[What to do]:
Retype every entry exactly, character for character.
start Material shown
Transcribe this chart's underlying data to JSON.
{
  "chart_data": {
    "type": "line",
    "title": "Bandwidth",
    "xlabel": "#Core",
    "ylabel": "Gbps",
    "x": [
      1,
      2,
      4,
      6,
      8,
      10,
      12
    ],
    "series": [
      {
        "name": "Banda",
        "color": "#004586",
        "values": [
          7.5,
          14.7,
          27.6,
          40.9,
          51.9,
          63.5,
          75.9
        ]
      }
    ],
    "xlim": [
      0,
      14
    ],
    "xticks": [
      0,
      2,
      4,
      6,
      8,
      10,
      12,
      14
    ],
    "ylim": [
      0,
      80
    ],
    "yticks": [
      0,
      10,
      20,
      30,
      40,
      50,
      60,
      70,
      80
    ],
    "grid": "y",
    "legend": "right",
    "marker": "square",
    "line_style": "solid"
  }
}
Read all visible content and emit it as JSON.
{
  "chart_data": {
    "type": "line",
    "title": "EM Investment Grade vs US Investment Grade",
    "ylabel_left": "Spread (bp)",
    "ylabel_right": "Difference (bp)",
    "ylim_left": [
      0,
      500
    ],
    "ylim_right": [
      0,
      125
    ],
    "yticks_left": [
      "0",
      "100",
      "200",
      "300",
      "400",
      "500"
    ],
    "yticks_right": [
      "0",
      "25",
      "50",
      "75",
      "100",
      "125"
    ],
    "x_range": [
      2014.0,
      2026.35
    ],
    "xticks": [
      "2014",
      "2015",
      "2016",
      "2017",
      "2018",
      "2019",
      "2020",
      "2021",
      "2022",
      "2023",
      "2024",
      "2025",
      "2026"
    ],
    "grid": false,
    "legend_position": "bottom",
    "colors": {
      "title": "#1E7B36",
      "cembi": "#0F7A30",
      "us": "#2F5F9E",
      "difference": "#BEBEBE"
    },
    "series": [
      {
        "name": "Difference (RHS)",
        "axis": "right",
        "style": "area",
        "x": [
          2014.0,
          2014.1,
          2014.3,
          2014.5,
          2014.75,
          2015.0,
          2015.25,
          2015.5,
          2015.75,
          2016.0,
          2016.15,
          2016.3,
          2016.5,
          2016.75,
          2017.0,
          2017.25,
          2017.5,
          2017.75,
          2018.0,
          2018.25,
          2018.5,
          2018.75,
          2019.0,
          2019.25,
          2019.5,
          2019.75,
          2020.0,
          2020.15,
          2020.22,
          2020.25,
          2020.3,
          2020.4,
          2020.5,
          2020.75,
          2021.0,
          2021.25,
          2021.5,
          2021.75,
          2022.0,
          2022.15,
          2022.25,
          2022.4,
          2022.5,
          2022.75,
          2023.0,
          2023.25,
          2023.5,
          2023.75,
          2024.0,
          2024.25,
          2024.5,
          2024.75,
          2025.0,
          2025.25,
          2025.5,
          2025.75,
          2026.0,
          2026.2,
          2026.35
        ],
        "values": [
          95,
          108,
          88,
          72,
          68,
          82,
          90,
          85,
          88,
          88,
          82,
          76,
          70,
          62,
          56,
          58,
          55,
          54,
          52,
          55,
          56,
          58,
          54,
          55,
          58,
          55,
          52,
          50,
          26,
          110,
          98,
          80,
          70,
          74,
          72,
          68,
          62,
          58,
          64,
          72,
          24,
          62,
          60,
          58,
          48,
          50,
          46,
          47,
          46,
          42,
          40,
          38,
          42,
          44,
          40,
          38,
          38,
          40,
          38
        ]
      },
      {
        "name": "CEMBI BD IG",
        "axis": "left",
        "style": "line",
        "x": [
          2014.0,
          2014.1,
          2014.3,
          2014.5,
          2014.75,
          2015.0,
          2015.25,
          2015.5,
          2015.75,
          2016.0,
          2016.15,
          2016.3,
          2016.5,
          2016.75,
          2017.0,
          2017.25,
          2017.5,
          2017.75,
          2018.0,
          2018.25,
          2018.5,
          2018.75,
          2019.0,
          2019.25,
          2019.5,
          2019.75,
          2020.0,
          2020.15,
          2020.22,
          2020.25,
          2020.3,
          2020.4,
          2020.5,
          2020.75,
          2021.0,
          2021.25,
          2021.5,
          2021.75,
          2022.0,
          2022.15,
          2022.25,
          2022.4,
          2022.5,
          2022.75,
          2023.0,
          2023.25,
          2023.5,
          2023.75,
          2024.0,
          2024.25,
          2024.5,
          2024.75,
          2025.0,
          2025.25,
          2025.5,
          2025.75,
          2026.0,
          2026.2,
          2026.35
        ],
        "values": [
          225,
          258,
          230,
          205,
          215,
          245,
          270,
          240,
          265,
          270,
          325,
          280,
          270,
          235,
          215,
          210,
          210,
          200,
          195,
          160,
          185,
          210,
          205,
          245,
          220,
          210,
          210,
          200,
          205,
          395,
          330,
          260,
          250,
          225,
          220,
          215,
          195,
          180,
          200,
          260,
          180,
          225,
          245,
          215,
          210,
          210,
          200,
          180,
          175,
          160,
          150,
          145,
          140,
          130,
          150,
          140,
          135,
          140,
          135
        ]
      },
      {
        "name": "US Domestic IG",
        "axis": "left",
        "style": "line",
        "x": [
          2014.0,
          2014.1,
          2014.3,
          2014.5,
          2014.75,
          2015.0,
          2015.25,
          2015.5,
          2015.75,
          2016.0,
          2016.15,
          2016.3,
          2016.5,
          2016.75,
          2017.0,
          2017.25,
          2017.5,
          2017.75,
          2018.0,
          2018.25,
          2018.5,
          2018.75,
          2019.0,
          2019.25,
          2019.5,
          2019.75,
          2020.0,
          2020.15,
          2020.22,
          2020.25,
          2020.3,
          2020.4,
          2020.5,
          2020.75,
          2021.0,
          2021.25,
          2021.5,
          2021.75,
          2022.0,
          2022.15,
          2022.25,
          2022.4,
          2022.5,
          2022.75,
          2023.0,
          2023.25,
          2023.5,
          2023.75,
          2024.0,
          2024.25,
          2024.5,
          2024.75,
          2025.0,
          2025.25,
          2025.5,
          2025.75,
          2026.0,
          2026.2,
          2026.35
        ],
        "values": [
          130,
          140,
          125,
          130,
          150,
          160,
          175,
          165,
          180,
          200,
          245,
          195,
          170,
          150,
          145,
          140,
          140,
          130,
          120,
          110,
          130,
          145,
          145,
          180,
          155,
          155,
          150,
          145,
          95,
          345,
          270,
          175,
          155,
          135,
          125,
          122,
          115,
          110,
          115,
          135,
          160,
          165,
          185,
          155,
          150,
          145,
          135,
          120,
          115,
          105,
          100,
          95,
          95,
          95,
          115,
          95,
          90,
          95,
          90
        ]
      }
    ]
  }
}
end Material shown
[Exercise response]:
Transcribe this chart's underlying data to JSON.
{
  "chart_data": {
    "type": "line",
    "title": "Bandwidth",
    "xlabel": "#Core",
    "ylabel": "Gbps",
    "x": [
      1,
      2,
      4,
      6,
      8,
      10,
      12
    ],
    "series": [
      {
        "name": "Banda",
        "color": "#004586",
        "values": [
          7.5,
          14.7,
          27.6,
          40.9,
          51.9,
          63.5,
          75.9
        ]
      }
    ],
    "xlim": [
      0,
      14
    ],
    "xticks": [
      0,
      2,
      4,
      6,
      8,
      10,
      12,
      14
    ],
    "ylim": [
      0,
      80
    ],
    "yticks": [
      0,
      10,
      20,
      30,
      40,
      50,
      60,
      70,
      80
    ],
    "grid": "y",
    "legend": "right",
    "marker": "square",
    "line_style": "solid"
  }
}
Read all visible content and emit it as JSON.
{
  "chart_data": {
    "type": "line",
    "title": "EM Investment Grade vs US Investment Grade",
    "ylabel_left": "Spread (bp)",
    "ylabel_right": "Difference (bp)",
    "ylim_left": [
      0,
      500
    ],
    "ylim_right": [
      0,
      125
    ],
    "yticks_left": [
      "0",
      "100",
      "200",
      "300",
      "400",
      "500"
    ],
    "yticks_right": [
      "0",
      "25",
      "50",
      "75",
      "100",
      "125"
    ],
    "x_range": [
      2014.0,
      2026.35
    ],
    "xticks": [
      "2014",
      "2015",
      "2016",
      "2017",
      "2018",
      "2019",
      "2020",
      "2021",
      "2022",
      "2023",
      "2024",
      "2025",
      "2026"
    ],
    "grid": false,
    "legend_position": "bottom",
    "colors": {
      "title": "#1E7B36",
      "cembi": "#0F7A30",
      "us": "#2F5F9E",
      "difference": "#BEBEBE"
    },
    "series": [
      {
        "name": "Difference (RHS)",
        "axis": "right",
        "style": "area",
        "x": [
          2014.0,
          2014.1,
          2014.3,
          2014.5,
          2014.75,
          2015.0,
          2015.25,
          2015.5,
          2015.75,
          2016.0,
          2016.15,
          2016.3,
          2016.5,
          2016.75,
          2017.0,
          2017.25,
          2017.5,
          2017.75,
          2018.0,
          2018.25,
          2018.5,
          2018.75,
          2019.0,
          2019.25,
          2019.5,
          2019.75,
          2020.0,
          2020.15,
          2020.22,
          2020.25,
          2020.3,
          2020.4,
          2020.5,
          2020.75,
          2021.0,
          2021.25,
          2021.5,
          2021.75,
          2022.0,
          2022.15,
          2022.25,
          2022.4,
          2022.5,
          2022.75,
          2023.0,
          2023.25,
          2023.5,
          2023.75,
          2024.0,
          2024.25,
          2024.5,
          2024.75,
          2025.0,
          2025.25,
          2025.5,
          2025.75,
          2026.0,
          2026.2,
          2026.35
        ],
        "values": [
          95,
          108,
          88,
          72,
          68,
          82,
          90,
          85,
          88,
          88,
          82,
          76,
          70,
          62,
          56,
          58,
          55,
          54,
          52,
          55,
          56,
          58,
          54,
          55,
          58,
          55,
          52,
          50,
          26,
          110,
          98,
          80,
          70,
          74,
          72,
          68,
          62,
          58,
          64,
          72,
          24,
          62,
          60,
          58,
          48,
          50,
          46,
          47,
          46,
          42,
          40,
          38,
          42,
          44,
          40,
          38,
          38,
          40,
          38
        ]
      },
      {
        "name": "CEMBI BD IG",
        "axis": "left",
        "style": "line",
        "x": [
          2014.0,
          2014.1,
          2014.3,
          2014.5,
          2014.75,
          2015.0,
          2015.25,
          2015.5,
          2015.75,
          2016.0,
          2016.15,
          2016.3,
          2016.5,
          2016.75,
          2017.0,
          2017.25,
          2017.5,
          2017.75,
          2018.0,
          2018.25,
          2018.5,
          2018.75,
          2019.0,
          2019.25,
          2019.5,
          2019.75,
          2020.0,
          2020.15,
          2020.22,
          2020.25,
          2020.3,
          2020.4,
          2020.5,
          2020.75,
          2021.0,
          2021.25,
          2021.5,
          2021.75,
          2022.0,
          2022.15,
          2022.25,
          2022.4,
          2022.5,
          2022.75,
          2023.0,
          2023.25,
          2023.5,
          2023.75,
          2024.0,
          2024.25,
          2024.5,
          2024.75,
          2025.0,
          2025.25,
          2025.5,
          2025.75,
          2026.0,
          2026.2,
          2026.35
        ],
        "values": [
          225,
          258,
          230,
          205,
          215,
          245,
          270,
          240,
          265,
          270,
          325,
          280,
          270,
          235,
          215,
          210,
          210,
          200,
          195,
          160,
          185,
          210,
          205,
          245,
          220,
          210,
          210,
          200,
          205,
          395,
          330,
          260,
          250,
          225,
          220,
          215,
          195,
          180,
          200,
          260,
          180,
          225,
          245,
          215,
          210,
          210,
          200,
          180,
          175,
          160,
          150,
          145,
          140,
          130,
          150,
          140,
          135,
          140,
          135
        ]
      },
      {
        "name": "US Domestic IG",
        "axis": "left",
        "style": "line",
        "x": [
          2014.0,
          2014.1,
          2014.3,
          2014.5,
          2014.75,
          2015.0,
          2015.25,
          2015.5,
          2015.75,
          2016.0,
          2016.15,
          2016.3,
          2016.5,
          2016.75,
          2017.0,
          2017.25,
          2017.5,
          2017.75,
          2018.0,
          2018.25,
          2018.5,
          2018.75,
          2019.0,
          2019.25,
          2019.5,
          2019.75,
          2020.0,
          2020.15,
          2020.22,
          2020.25,
          2020.3,
          2020.4,
          2020.5,
          2020.75,
          2021.0,
          2021.25,
          2021.5,
          2021.75,
          2022.0,
          2022.15,
          2022.25,
          2022.4,
          2022.5,
          2022.75,
          2023.0,
          2023.25,
          2023.5,
          2023.75,
          2024.0,
          2024.25,
          2024.5,
          2024.75,
          2025.0,
          2025.25,
          2025.5,
          2025.75,
          2026.0,
          2026.2,
          2026.35
        ],
        "values": [
          130,
          140,
          125,
          130,
          150,
          160,
          175,
          165,
          180,
          200,
          245,
          195,
          170,
          150,
          145,
          140,
          140,
          130,
          120,
          110,
          130,
          145,
          145,
          180,
          155,
          155,
          150,
          145,
          95,
          345,
          270,
          175,
          155,
          135,
          125,
          122,
          115,
          110,
          115,
          135,
          160,
          165,
          185,
          155,
          150,
          145,
          135,
          120,
          115,
          105,
          100,
          95,
          95,
          95,
          115,
          95,
          90,
          95,
          90
        ]
      }
    ]
  }
}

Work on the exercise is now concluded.